- _SHORT EXERCISE_: Leave out the pictures and reproduce all of the data exactly.

Stored items:
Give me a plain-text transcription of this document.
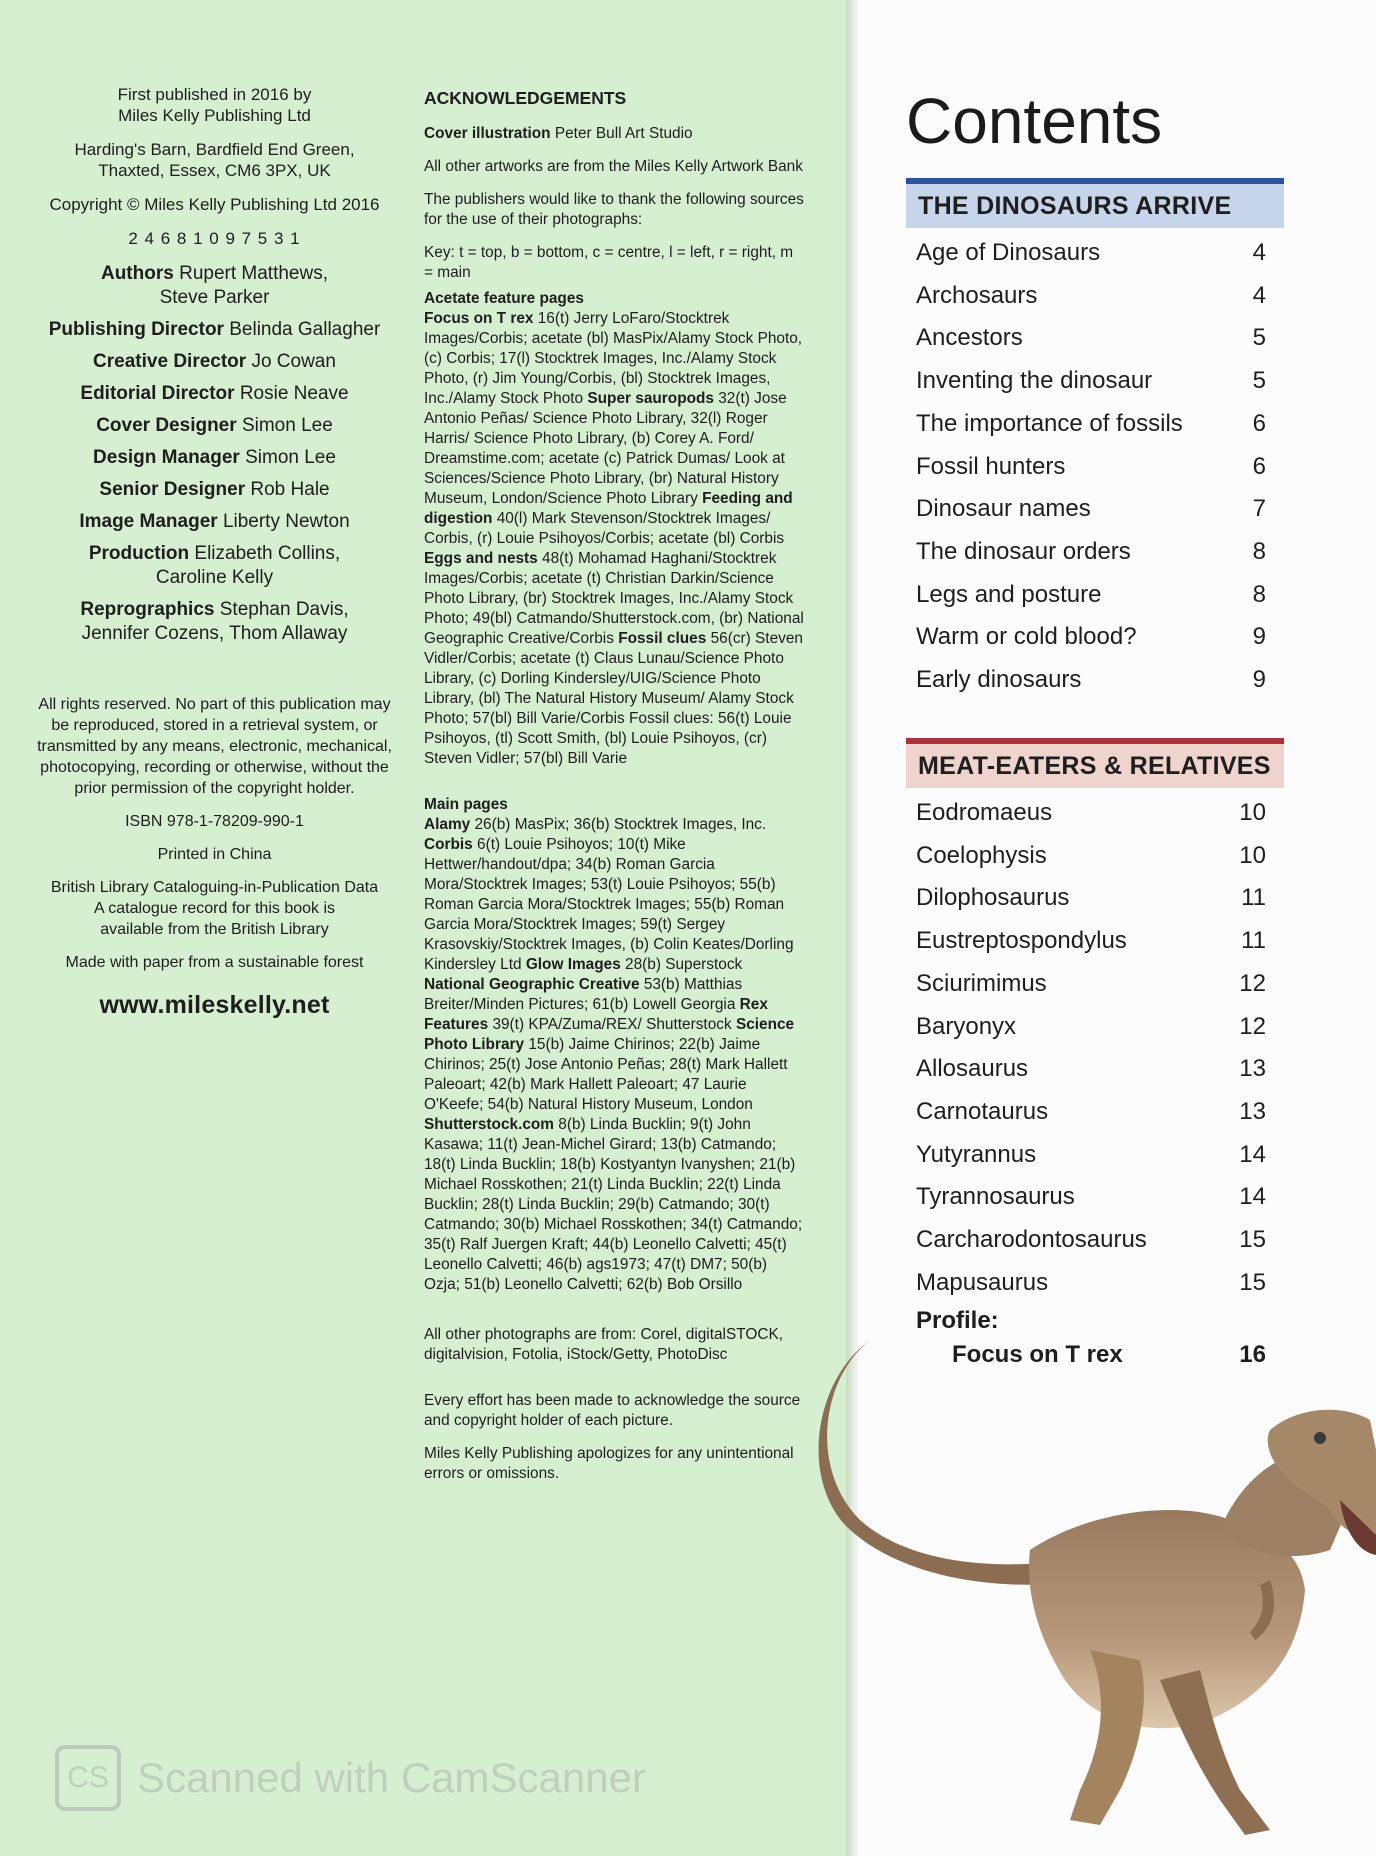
First published in 2016 by
Miles Kelly Publishing Ltd
Harding's Barn, Bardfield End Green,
Thaxted, Essex, CM6 3PX, UK
Copyright © Miles Kelly Publishing Ltd 2016
2 4 6 8 1 0 9 7 5 3 1
Authors Rupert Matthews,
Steve Parker
Publishing Director Belinda Gallagher
Creative Director Jo Cowan
Editorial Director Rosie Neave
Cover Designer Simon Lee
Design Manager Simon Lee
Senior Designer Rob Hale
Image Manager Liberty Newton
Production Elizabeth Collins,
Caroline Kelly
Reprographics Stephan Davis,
Jennifer Cozens, Thom Allaway
All rights reserved. No part of this publication may be reproduced, stored in a retrieval system, or transmitted by any means, electronic, mechanical, photocopying, recording or otherwise, without the prior permission of the copyright holder.
ISBN 978-1-78209-990-1
Printed in China
British Library Cataloguing-in-Publication Data
A catalogue record for this book is available from the British Library
Made with paper from a sustainable forest
www.mileskelly.net

ACKNOWLEDGEMENTS

Cover illustration Peter Bull Art Studio

All other artworks are from the Miles Kelly Artwork Bank

The publishers would like to thank the following sources for the use of their photographs:

Key: t = top, b = bottom, c = centre, l = left, r = right, m = main

Acetate feature pages

Focus on T rex 16(t) Jerry LoFaro/Stocktrek Images/Corbis; acetate (bl) MasPix/Alamy Stock Photo, (c) Corbis; 17(l) Stocktrek Images, Inc./Alamy Stock Photo, (r) Jim Young/Corbis, (bl) Stocktrek Images, Inc./Alamy Stock Photo Super sauropods 32(t) Jose Antonio Peñas/ Science Photo Library, 32(l) Roger Harris/ Science Photo Library, (b) Corey A. Ford/ Dreamstime.com; acetate (c) Patrick Dumas/ Look at Sciences/Science Photo Library, (br) Natural History Museum, London/Science Photo Library Feeding and digestion 40(l) Mark Stevenson/Stocktrek Images/ Corbis, (r) Louie Psihoyos/Corbis; acetate (bl) Corbis Eggs and nests 48(t) Mohamad Haghani/Stocktrek Images/Corbis; acetate (t) Christian Darkin/Science Photo Library, (br) Stocktrek Images, Inc./Alamy Stock Photo; 49(bl) Catmando/Shutterstock.com, (br) National Geographic Creative/Corbis Fossil clues 56(cr) Steven Vidler/Corbis; acetate (t) Claus Lunau/Science Photo Library, (c) Dorling Kindersley/UIG/Science Photo Library, (bl) The Natural History Museum/ Alamy Stock Photo; 57(bl) Bill Varie/Corbis Fossil clues: 56(t) Louie Psihoyos, (tl) Scott Smith, (bl) Louie Psihoyos, (cr) Steven Vidler; 57(bl) Bill Varie

Main pages

Alamy 26(b) MasPix; 36(b) Stocktrek Images, Inc. Corbis 6(t) Louie Psihoyos; 10(t) Mike Hettwer/handout/dpa; 34(b) Roman Garcia Mora/Stocktrek Images; 53(t) Louie Psihoyos; 55(b) Roman Garcia Mora/Stocktrek Images; 55(b) Roman Garcia Mora/Stocktrek Images; 59(t) Sergey Krasovskiy/Stocktrek Images, (b) Colin Keates/Dorling Kindersley Ltd Glow Images 28(b) Superstock National Geographic Creative 53(b) Matthias Breiter/Minden Pictures; 61(b) Lowell Georgia Rex Features 39(t) KPA/Zuma/REX/ Shutterstock Science Photo Library 15(b) Jaime Chirinos; 22(b) Jaime Chirinos; 25(t) Jose Antonio Peñas; 28(t) Mark Hallett Paleoart; 42(b) Mark Hallett Paleoart; 47 Laurie O'Keefe; 54(b) Natural History Museum, London Shutterstock.com 8(b) Linda Bucklin; 9(t) John Kasawa; 11(t) Jean-Michel Girard; 13(b) Catmando; 18(t) Linda Bucklin; 18(b) Kostyantyn Ivanyshen; 21(b) Michael Rosskothen; 21(t) Linda Bucklin; 22(t) Linda Bucklin; 28(t) Linda Bucklin; 29(b) Catmando; 30(t) Catmando; 30(b) Michael Rosskothen; 34(t) Catmando; 35(t) Ralf Juergen Kraft; 44(b) Leonello Calvetti; 45(t) Leonello Calvetti; 46(b) ags1973; 47(t) DM7; 50(b) Ozja; 51(b) Leonello Calvetti; 62(b) Bob Orsillo

All other photographs are from: Corel, digitalSTOCK, digitalvision, Fotolia, iStock/Getty, PhotoDisc

Every effort has been made to acknowledge the source and copyright holder of each picture.

Miles Kelly Publishing apologizes for any unintentional errors or omissions.

Contents
THE DINOSAURS ARRIVE
Age of Dinosaurs	4
Archosaurs	4
Ancestors	5
Inventing the dinosaur	5
The importance of fossils	6
Fossil hunters	6
Dinosaur names	7
The dinosaur orders	8
Legs and posture	8
Warm or cold blood?	9
Early dinosaurs	9
MEAT-EATERS & RELATIVES
Eodromaeus	10
Coelophysis	10
Dilophosaurus	11
Eustreptospondylus	11
Sciurimimus	12
Baryonyx	12
Allosaurus	13
Carnotaurus	13
Yutyrannus	14
Tyrannosaurus	14
Carcharodontosaurus	15
Mapusaurus	15
Profile:
Focus on T rex	16
CS Scanned with CamScanner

- _FINAL ANSWER_:
Give me a plain-text transcription of this document.
First published in 2016 by
Miles Kelly Publishing Ltd
Harding's Barn, Bardfield End Green,
Thaxted, Essex, CM6 3PX, UK
Copyright © Miles Kelly Publishing Ltd 2016
2 4 6 8 1 0 9 7 5 3 1
Authors Rupert Matthews,
Steve Parker
Publishing Director Belinda Gallagher
Creative Director Jo Cowan
Editorial Director Rosie Neave
Cover Designer Simon Lee
Design Manager Simon Lee
Senior Designer Rob Hale
Image Manager Liberty Newton
Production Elizabeth Collins,
Caroline Kelly
Reprographics Stephan Davis,
Jennifer Cozens, Thom Allaway
All rights reserved. No part of this publication may be reproduced, stored in a retrieval system, or transmitted by any means, electronic, mechanical, photocopying, recording or otherwise, without the prior permission of the copyright holder.
ISBN 978-1-78209-990-1
Printed in China
British Library Cataloguing-in-Publication Data
A catalogue record for this book is available from the British Library
Made with paper from a sustainable forest
www.mileskelly.net

ACKNOWLEDGEMENTS

Cover illustration Peter Bull Art Studio

All other artworks are from the Miles Kelly Artwork Bank

The publishers would like to thank the following sources for the use of their photographs:

Key: t = top, b = bottom, c = centre, l = left, r = right, m = main

Acetate feature pages

Focus on T rex 16(t) Jerry LoFaro/Stocktrek Images/Corbis; acetate (bl) MasPix/Alamy Stock Photo, (c) Corbis; 17(l) Stocktrek Images, Inc./Alamy Stock Photo, (r) Jim Young/Corbis, (bl) Stocktrek Images, Inc./Alamy Stock Photo Super sauropods 32(t) Jose Antonio Peñas/ Science Photo Library, 32(l) Roger Harris/ Science Photo Library, (b) Corey A. Ford/ Dreamstime.com; acetate (c) Patrick Dumas/ Look at Sciences/Science Photo Library, (br) Natural History Museum, London/Science Photo Library Feeding and digestion 40(l) Mark Stevenson/Stocktrek Images/ Corbis, (r) Louie Psihoyos/Corbis; acetate (bl) Corbis Eggs and nests 48(t) Mohamad Haghani/Stocktrek Images/Corbis; acetate (t) Christian Darkin/Science Photo Library, (br) Stocktrek Images, Inc./Alamy Stock Photo; 49(bl) Catmando/Shutterstock.com, (br) National Geographic Creative/Corbis Fossil clues 56(cr) Steven Vidler/Corbis; acetate (t) Claus Lunau/Science Photo Library, (c) Dorling Kindersley/UIG/Science Photo Library, (bl) The Natural History Museum/ Alamy Stock Photo; 57(bl) Bill Varie/Corbis Fossil clues: 56(t) Louie Psihoyos, (tl) Scott Smith, (bl) Louie Psihoyos, (cr) Steven Vidler; 57(bl) Bill Varie

Main pages

Alamy 26(b) MasPix; 36(b) Stocktrek Images, Inc. Corbis 6(t) Louie Psihoyos; 10(t) Mike Hettwer/handout/dpa; 34(b) Roman Garcia Mora/Stocktrek Images; 53(t) Louie Psihoyos; 55(b) Roman Garcia Mora/Stocktrek Images; 55(b) Roman Garcia Mora/Stocktrek Images; 59(t) Sergey Krasovskiy/Stocktrek Images, (b) Colin Keates/Dorling Kindersley Ltd Glow Images 28(b) Superstock National Geographic Creative 53(b) Matthias Breiter/Minden Pictures; 61(b) Lowell Georgia Rex Features 39(t) KPA/Zuma/REX/ Shutterstock Science Photo Library 15(b) Jaime Chirinos; 22(b) Jaime Chirinos; 25(t) Jose Antonio Peñas; 28(t) Mark Hallett Paleoart; 42(b) Mark Hallett Paleoart; 47 Laurie O'Keefe; 54(b) Natural History Museum, London Shutterstock.com 8(b) Linda Bucklin; 9(t) John Kasawa; 11(t) Jean-Michel Girard; 13(b) Catmando; 18(t) Linda Bucklin; 18(b) Kostyantyn Ivanyshen; 21(b) Michael Rosskothen; 21(t) Linda Bucklin; 22(t) Linda Bucklin; 28(t) Linda Bucklin; 29(b) Catmando; 30(t) Catmando; 30(b) Michael Rosskothen; 34(t) Catmando; 35(t) Ralf Juergen Kraft; 44(b) Leonello Calvetti; 45(t) Leonello Calvetti; 46(b) ags1973; 47(t) DM7; 50(b) Ozja; 51(b) Leonello Calvetti; 62(b) Bob Orsillo

All other photographs are from: Corel, digitalSTOCK, digitalvision, Fotolia, iStock/Getty, PhotoDisc

Every effort has been made to acknowledge the source and copyright holder of each picture.

Miles Kelly Publishing apologizes for any unintentional errors or omissions.

Contents
THE DINOSAURS ARRIVE
Age of Dinosaurs	4
Archosaurs	4
Ancestors	5
Inventing the dinosaur	5
The importance of fossils	6
Fossil hunters	6
Dinosaur names	7
The dinosaur orders	8
Legs and posture	8
Warm or cold blood?	9
Early dinosaurs	9
MEAT-EATERS & RELATIVES
Eodromaeus	10
Coelophysis	10
Dilophosaurus	11
Eustreptospondylus	11
Sciurimimus	12
Baryonyx	12
Allosaurus	13
Carnotaurus	13
Yutyrannus	14
Tyrannosaurus	14
Carcharodontosaurus	15
Mapusaurus	15
Profile:
Focus on T rex	16
CS Scanned with CamScanner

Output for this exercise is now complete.